_YOUR TASK_
Every line below is to be copied exactly, with the pictures left out.

_GIVEN RECORDS_
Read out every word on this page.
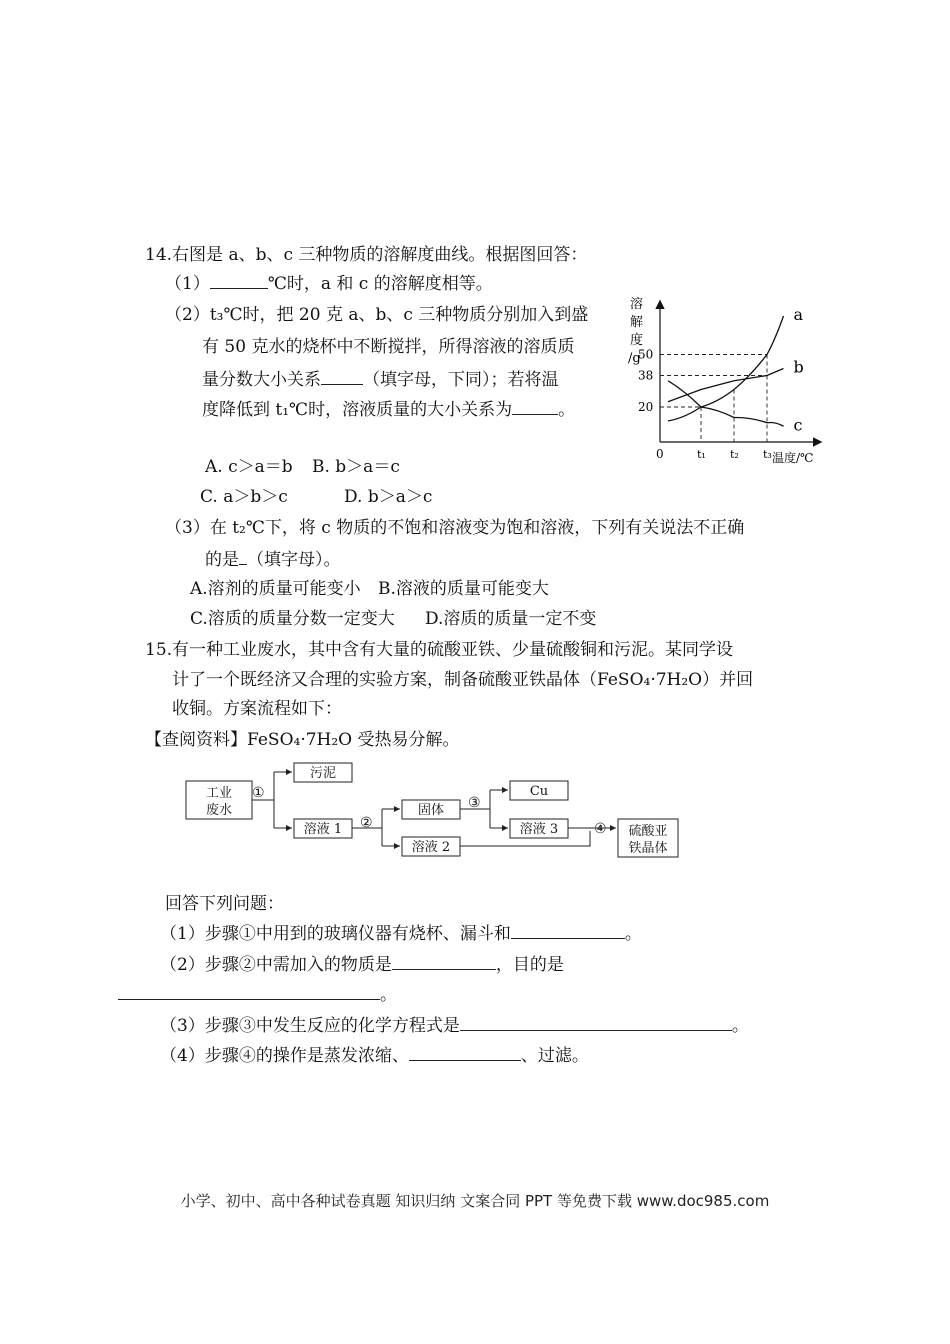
14.右图是 a、b、c 三种物质的溶解度曲线。根据图回答：
（1）	℃时，a 和 c 的溶解度相等。
（2）t₃℃时，把 20 克 a、b、c 三种物质分别加入到盛
有 50 克水的烧杯中不断搅拌，所得溶液的溶质质
量分数大小关系 （填字母，下同）；若将温
度降低到 t₁℃时，溶液质量的大小关系为	。
A. c＞a＝b B. b＞a＝c
C. a＞b＞c	D. b＞a＞c
（3）在 t₂℃下，将 c 物质的不饱和溶液变为饱和溶液，下列有关说法不正确
的是 （填字母）。
A.溶剂的质量可能变小 B.溶液的质量可能变大
C.溶质的质量分数一定变大 D.溶质的质量一定不变
溶
解
度
/g
0	温度/℃
20
38
50
t₁ t₂ t₃
a
b
c
15.有一种工业废水，其中含有大量的硫酸亚铁、少量硫酸铜和污泥。某同学设
计了一个既经济又合理的实验方案，制备硫酸亚铁晶体（FeSO₄·7H₂O）并回
收铜。方案流程如下：
【查阅资料】FeSO₄·7H₂O 受热易分解。
工业
废水
污泥
溶液 1
固体
溶液 2
Cu
溶液 3	硫酸亚
铁晶体
①
②
③
④
回答下列问题：
（1）步骤①中用到的玻璃仪器有烧杯、漏斗和	。
（2）步骤②中需加入的物质是	，目的是
。
（3）步骤③中发生反应的化学方程式是	。
（4）步骤④的操作是蒸发浓缩、	、过滤。
小学、初中、高中各种试卷真题 知识归纳 文案合同 PPT 等免费下载 www.doc985.com
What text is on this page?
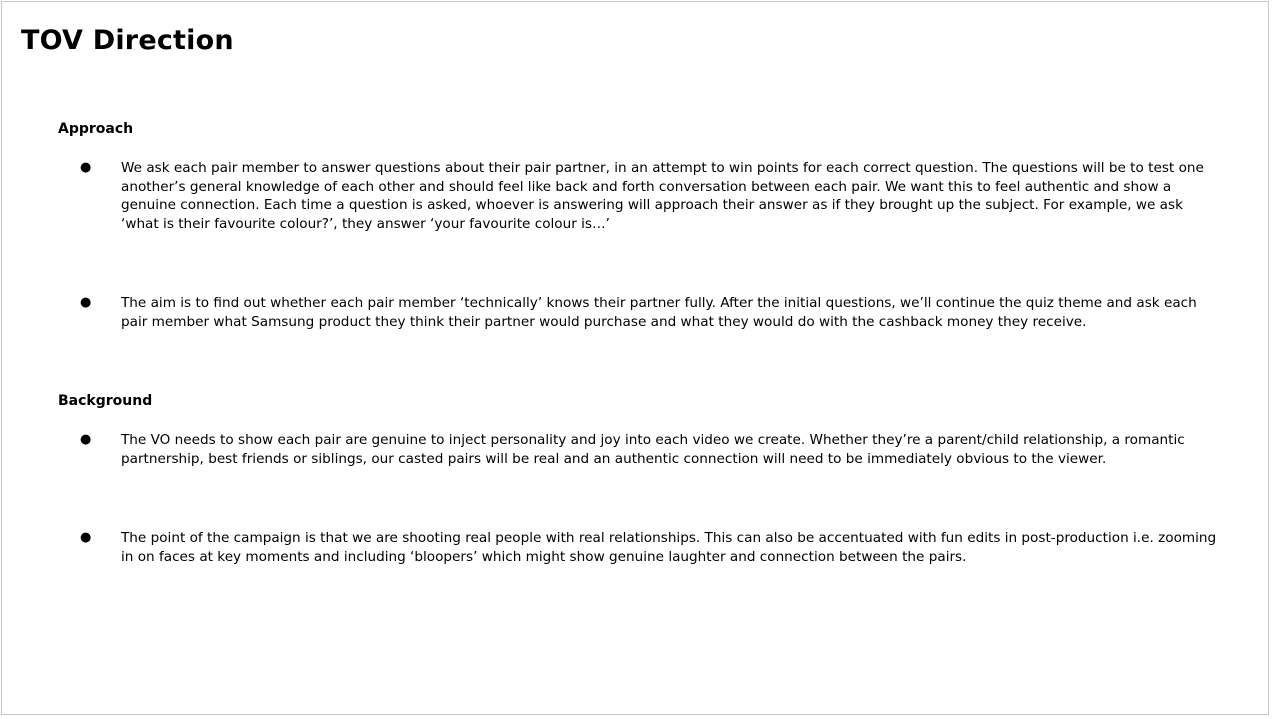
TOV Direction
Approach
●	We ask each pair member to answer questions about their pair partner, in an attempt to win points for each correct question. The questions will be to test one another’s general knowledge of each other and should feel like back and forth conversation between each pair. We want this to feel authentic and show a genuine connection. Each time a question is asked, whoever is answering will approach their answer as if they brought up the subject. For example, we ask ‘what is their favourite colour?’, they answer ‘your favourite colour is…’

●	The aim is to find out whether each pair member ‘technically’ knows their partner fully. After the initial questions, we’ll continue the quiz theme and ask each pair member what Samsung product they think their partner would purchase and what they would do with the cashback money they receive.

Background
●	The VO needs to show each pair are genuine to inject personality and joy into each video we create. Whether they’re a parent/child relationship, a romantic partnership, best friends or siblings, our casted pairs will be real and an authentic connection will need to be immediately obvious to the viewer.

●	The point of the campaign is that we are shooting real people with real relationships. This can also be accentuated with fun edits in post-production i.e. zooming in on faces at key moments and including ‘bloopers’ which might show genuine laughter and connection between the pairs.
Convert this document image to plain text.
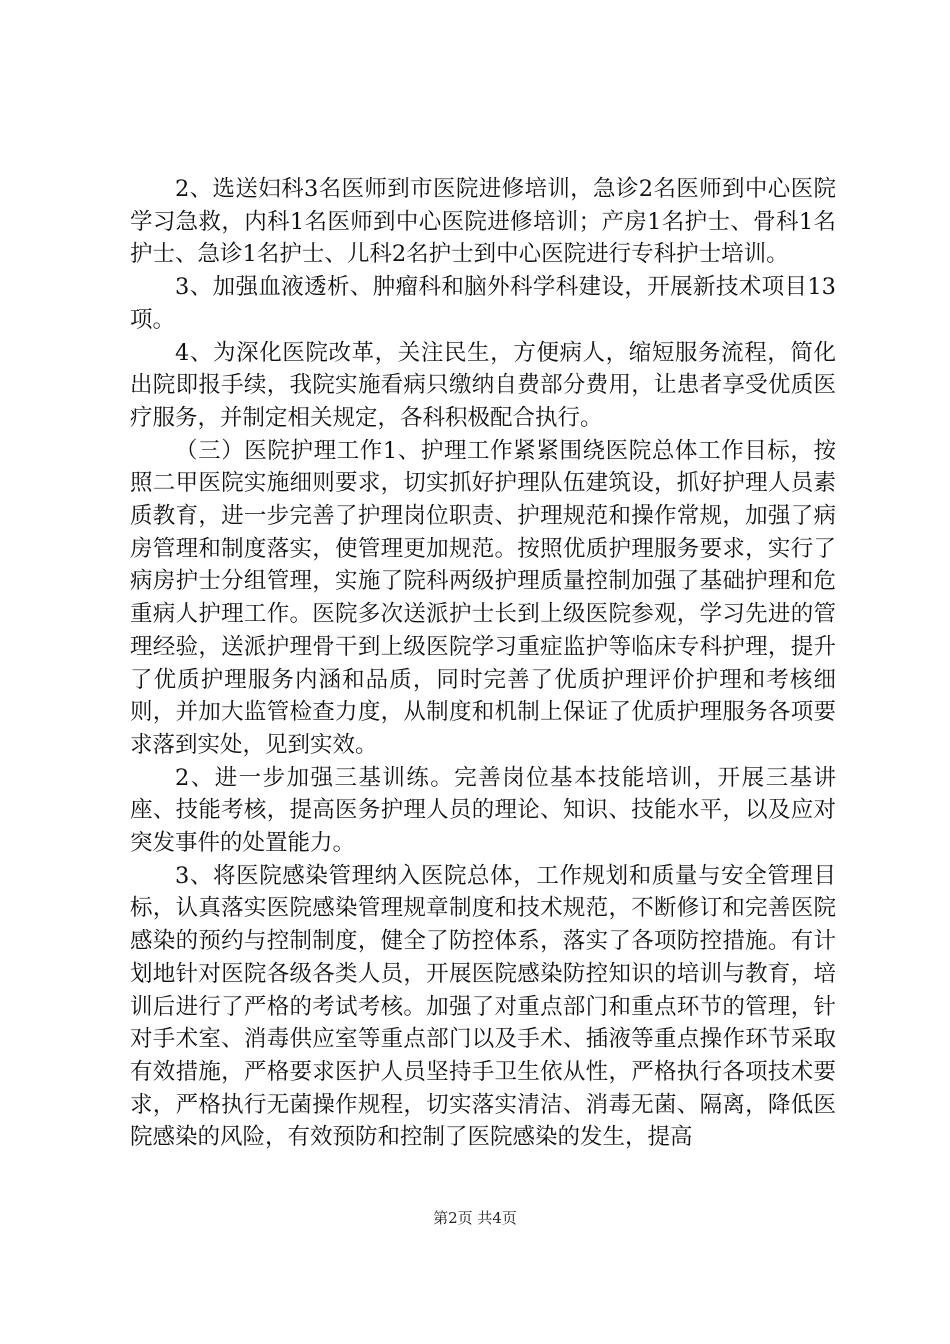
2、选送妇科3名医师到市医院进修培训，急诊2名医师到中心医院学习急救，内科1名医师到中心医院进修培训；产房1名护士、骨科1名护士、急诊1名护士、儿科2名护士到中心医院进行专科护士培训。

3、加强血液透析、肿瘤科和脑外科学科建设，开展新技术项目13项。

4、为深化医院改革，关注民生，方便病人，缩短服务流程，简化出院即报手续，我院实施看病只缴纳自费部分费用，让患者享受优质医疗服务，并制定相关规定，各科积极配合执行。

（三）医院护理工作1、护理工作紧紧围绕医院总体工作目标，按照二甲医院实施细则要求，切实抓好护理队伍建筑设，抓好护理人员素质教育，进一步完善了护理岗位职责、护理规范和操作常规，加强了病房管理和制度落实，使管理更加规范。按照优质护理服务要求，实行了病房护士分组管理，实施了院科两级护理质量控制加强了基础护理和危重病人护理工作。医院多次送派护士长到上级医院参观，学习先进的管理经验，送派护理骨干到上级医院学习重症监护等临床专科护理，提升了优质护理服务内涵和品质，同时完善了优质护理评价护理和考核细则，并加大监管检查力度，从制度和机制上保证了优质护理服务各项要求落到实处，见到实效。

2、进一步加强三基训练。完善岗位基本技能培训，开展三基讲座、技能考核，提高医务护理人员的理论、知识、技能水平，以及应对突发事件的处置能力。

3、将医院感染管理纳入医院总体，工作规划和质量与安全管理目标，认真落实医院感染管理规章制度和技术规范，不断修订和完善医院感染的预约与控制制度，健全了防控体系，落实了各项防控措施。有计划地针对医院各级各类人员，开展医院感染防控知识的培训与教育，培训后进行了严格的考试考核。加强了对重点部门和重点环节的管理，针对手术室、消毒供应室等重点部门以及手术、插液等重点操作环节采取有效措施，严格要求医护人员坚持手卫生依从性，严格执行各项技术要求，严格执行无菌操作规程，切实落实清洁、消毒无菌、隔离，降低医院感染的风险，有效预防和控制了医院感染的发生，提高

第2页 共4页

_TASK OUTPUT_
Read out every word on this page.
14.右图是 a、b、c 三种物质的溶解度曲线。根据图回答：
（1）	℃时，a 和 c 的溶解度相等。
（2）t₃℃时，把 20 克 a、b、c 三种物质分别加入到盛
有 50 克水的烧杯中不断搅拌，所得溶液的溶质质
量分数大小关系 （填字母，下同）；若将温
度降低到 t₁℃时，溶液质量的大小关系为	。
A. c＞a＝b B. b＞a＝c
C. a＞b＞c	D. b＞a＞c
（3）在 t₂℃下，将 c 物质的不饱和溶液变为饱和溶液，下列有关说法不正确
的是 （填字母）。
A.溶剂的质量可能变小 B.溶液的质量可能变大
C.溶质的质量分数一定变大 D.溶质的质量一定不变
溶
解
度
/g
0	温度/℃
20
38
50
t₁ t₂ t₃
a
b
c
15.有一种工业废水，其中含有大量的硫酸亚铁、少量硫酸铜和污泥。某同学设
计了一个既经济又合理的实验方案，制备硫酸亚铁晶体（FeSO₄·7H₂O）并回
收铜。方案流程如下：
【查阅资料】FeSO₄·7H₂O 受热易分解。
工业
废水
污泥
溶液 1
固体
溶液 2
Cu
溶液 3	硫酸亚
铁晶体
①
②
③
④
回答下列问题：
（1）步骤①中用到的玻璃仪器有烧杯、漏斗和	。
（2）步骤②中需加入的物质是	，目的是
。
（3）步骤③中发生反应的化学方程式是	。
（4）步骤④的操作是蒸发浓缩、	、过滤。
小学、初中、高中各种试卷真题 知识归纳 文案合同 PPT 等免费下载 www.doc985.com
What text is on this page?
TOV Direction
Approach
●	We ask each pair member to answer questions about their pair partner, in an attempt to win points for each correct question. The questions will be to test one another’s general knowledge of each other and should feel like back and forth conversation between each pair. We want this to feel authentic and show a genuine connection. Each time a question is asked, whoever is answering will approach their answer as if they brought up the subject. For example, we ask ‘what is their favourite colour?’, they answer ‘your favourite colour is…’

●	The aim is to find out whether each pair member ‘technically’ knows their partner fully. After the initial questions, we’ll continue the quiz theme and ask each pair member what Samsung product they think their partner would purchase and what they would do with the cashback money they receive.

Background
●	The VO needs to show each pair are genuine to inject personality and joy into each video we create. Whether they’re a parent/child relationship, a romantic partnership, best friends or siblings, our casted pairs will be real and an authentic connection will need to be immediately obvious to the viewer.

●	The point of the campaign is that we are shooting real people with real relationships. This can also be accentuated with fun edits in post-production i.e. zooming in on faces at key moments and including ‘bloopers’ which might show genuine laughter and connection between the pairs.
Convert this document image to plain text.
2、选送妇科3名医师到市医院进修培训，急诊2名医师到中心医院学习急救，内科1名医师到中心医院进修培训；产房1名护士、骨科1名护士、急诊1名护士、儿科2名护士到中心医院进行专科护士培训。

3、加强血液透析、肿瘤科和脑外科学科建设，开展新技术项目13项。

4、为深化医院改革，关注民生，方便病人，缩短服务流程，简化出院即报手续，我院实施看病只缴纳自费部分费用，让患者享受优质医疗服务，并制定相关规定，各科积极配合执行。

（三）医院护理工作1、护理工作紧紧围绕医院总体工作目标，按照二甲医院实施细则要求，切实抓好护理队伍建筑设，抓好护理人员素质教育，进一步完善了护理岗位职责、护理规范和操作常规，加强了病房管理和制度落实，使管理更加规范。按照优质护理服务要求，实行了病房护士分组管理，实施了院科两级护理质量控制加强了基础护理和危重病人护理工作。医院多次送派护士长到上级医院参观，学习先进的管理经验，送派护理骨干到上级医院学习重症监护等临床专科护理，提升了优质护理服务内涵和品质，同时完善了优质护理评价护理和考核细则，并加大监管检查力度，从制度和机制上保证了优质护理服务各项要求落到实处，见到实效。

2、进一步加强三基训练。完善岗位基本技能培训，开展三基讲座、技能考核，提高医务护理人员的理论、知识、技能水平，以及应对突发事件的处置能力。

3、将医院感染管理纳入医院总体，工作规划和质量与安全管理目标，认真落实医院感染管理规章制度和技术规范，不断修订和完善医院感染的预约与控制制度，健全了防控体系，落实了各项防控措施。有计划地针对医院各级各类人员，开展医院感染防控知识的培训与教育，培训后进行了严格的考试考核。加强了对重点部门和重点环节的管理，针对手术室、消毒供应室等重点部门以及手术、插液等重点操作环节采取有效措施，严格要求医护人员坚持手卫生依从性，严格执行各项技术要求，严格执行无菌操作规程，切实落实清洁、消毒无菌、隔离，降低医院感染的风险，有效预防和控制了医院感染的发生，提高

第2页 共4页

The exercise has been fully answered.